» WORK INSTRUCTIONS: Reproduce the marketing attribution passage below word for word, in full.

» PROVIDED TEXT:
What Is Marketing Attribution?
Marketing attribution is a way to determine which marketing tactics, channels, or customer touchpoints contributed to a sale or other type of conversion. It’s vital in affiliate marketing because it helps brands figure out which tactics are most effective and to use that data to inform future strategies.
For example, let’s say a brand sees a ton of conversions that occur after audiences visit their website. You could attribute the conversion to a website element or perhaps the channel that helped the audience navigate to that website. Question is, how do you determine which touchpoint is the attribution? That’s where models come in.
What Are the Main Types of Marketing Attribution Models?
There’s a thousand ways to skin a cat, but four main ways to determine marketing attribution:
- Single-Touch Attribution: Identifies one touchpoint as having 100% of attribution credit.

Stored records:
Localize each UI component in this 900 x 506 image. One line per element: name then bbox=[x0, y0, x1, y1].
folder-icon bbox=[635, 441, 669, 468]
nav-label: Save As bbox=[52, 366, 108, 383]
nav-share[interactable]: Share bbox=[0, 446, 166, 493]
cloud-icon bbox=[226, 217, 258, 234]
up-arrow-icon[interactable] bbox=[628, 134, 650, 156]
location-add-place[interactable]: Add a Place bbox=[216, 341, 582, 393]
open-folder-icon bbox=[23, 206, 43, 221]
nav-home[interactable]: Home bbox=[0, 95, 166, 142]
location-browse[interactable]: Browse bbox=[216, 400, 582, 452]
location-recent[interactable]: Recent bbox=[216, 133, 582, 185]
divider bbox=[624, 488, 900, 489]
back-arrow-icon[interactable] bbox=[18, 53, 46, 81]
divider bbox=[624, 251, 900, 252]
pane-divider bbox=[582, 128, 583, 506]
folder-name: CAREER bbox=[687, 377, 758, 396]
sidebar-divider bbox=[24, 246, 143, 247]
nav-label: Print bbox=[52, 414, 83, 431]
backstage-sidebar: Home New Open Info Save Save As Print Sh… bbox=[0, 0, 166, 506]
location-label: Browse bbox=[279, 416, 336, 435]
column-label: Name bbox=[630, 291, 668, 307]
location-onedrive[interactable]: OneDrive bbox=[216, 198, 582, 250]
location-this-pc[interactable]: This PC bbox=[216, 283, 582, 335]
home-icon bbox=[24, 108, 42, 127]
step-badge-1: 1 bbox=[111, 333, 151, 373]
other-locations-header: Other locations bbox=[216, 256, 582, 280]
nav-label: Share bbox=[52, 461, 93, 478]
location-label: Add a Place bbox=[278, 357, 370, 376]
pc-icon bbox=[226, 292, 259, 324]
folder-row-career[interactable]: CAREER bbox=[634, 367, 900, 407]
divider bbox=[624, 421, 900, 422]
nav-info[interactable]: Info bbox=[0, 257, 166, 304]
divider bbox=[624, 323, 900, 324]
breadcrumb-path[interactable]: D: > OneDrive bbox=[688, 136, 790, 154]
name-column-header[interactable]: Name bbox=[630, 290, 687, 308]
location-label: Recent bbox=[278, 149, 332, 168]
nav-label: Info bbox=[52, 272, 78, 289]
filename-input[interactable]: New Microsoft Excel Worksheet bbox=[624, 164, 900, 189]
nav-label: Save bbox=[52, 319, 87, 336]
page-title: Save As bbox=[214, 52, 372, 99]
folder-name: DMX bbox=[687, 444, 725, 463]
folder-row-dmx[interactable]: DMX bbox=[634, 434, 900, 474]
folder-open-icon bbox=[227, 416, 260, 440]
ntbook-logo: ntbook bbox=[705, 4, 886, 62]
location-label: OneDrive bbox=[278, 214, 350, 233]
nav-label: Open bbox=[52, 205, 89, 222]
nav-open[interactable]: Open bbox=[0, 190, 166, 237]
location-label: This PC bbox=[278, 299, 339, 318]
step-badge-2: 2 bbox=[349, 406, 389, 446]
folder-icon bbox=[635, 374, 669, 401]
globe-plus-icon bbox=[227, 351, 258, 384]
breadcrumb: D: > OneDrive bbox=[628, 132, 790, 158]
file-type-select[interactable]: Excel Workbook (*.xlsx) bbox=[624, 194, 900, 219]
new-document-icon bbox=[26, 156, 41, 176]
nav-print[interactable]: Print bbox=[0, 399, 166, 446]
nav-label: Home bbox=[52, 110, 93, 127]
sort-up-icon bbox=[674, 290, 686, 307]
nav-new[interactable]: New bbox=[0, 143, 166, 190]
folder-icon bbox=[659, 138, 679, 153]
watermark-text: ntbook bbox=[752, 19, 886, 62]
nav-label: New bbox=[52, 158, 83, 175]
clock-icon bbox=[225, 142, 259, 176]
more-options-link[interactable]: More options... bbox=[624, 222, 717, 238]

» WRITTEN RESPONSE:
What Is Marketing Attribution?
Marketing attribution is a way to determine which marketing tactics, channels, or customer touchpoints contributed to a sale or other type of conversion. It’s vital in affiliate marketing because it helps brands figure out which tactics are most effective and to use that data to inform future strategies.
For example, let’s say a brand sees a ton of conversions that occur after audiences visit their website. You could attribute the conversion to a website element or perhaps the channel that helped the audience navigate to that website. Question is, how do you determine which touchpoint is the attribution? That’s where models come in.
What Are the Main Types of Marketing Attribution Models?
There’s a thousand ways to skin a cat, but four main ways to determine marketing attribution:
- Single-Touch Attribution: Identifies one touchpoint as having 100% of attribution credit.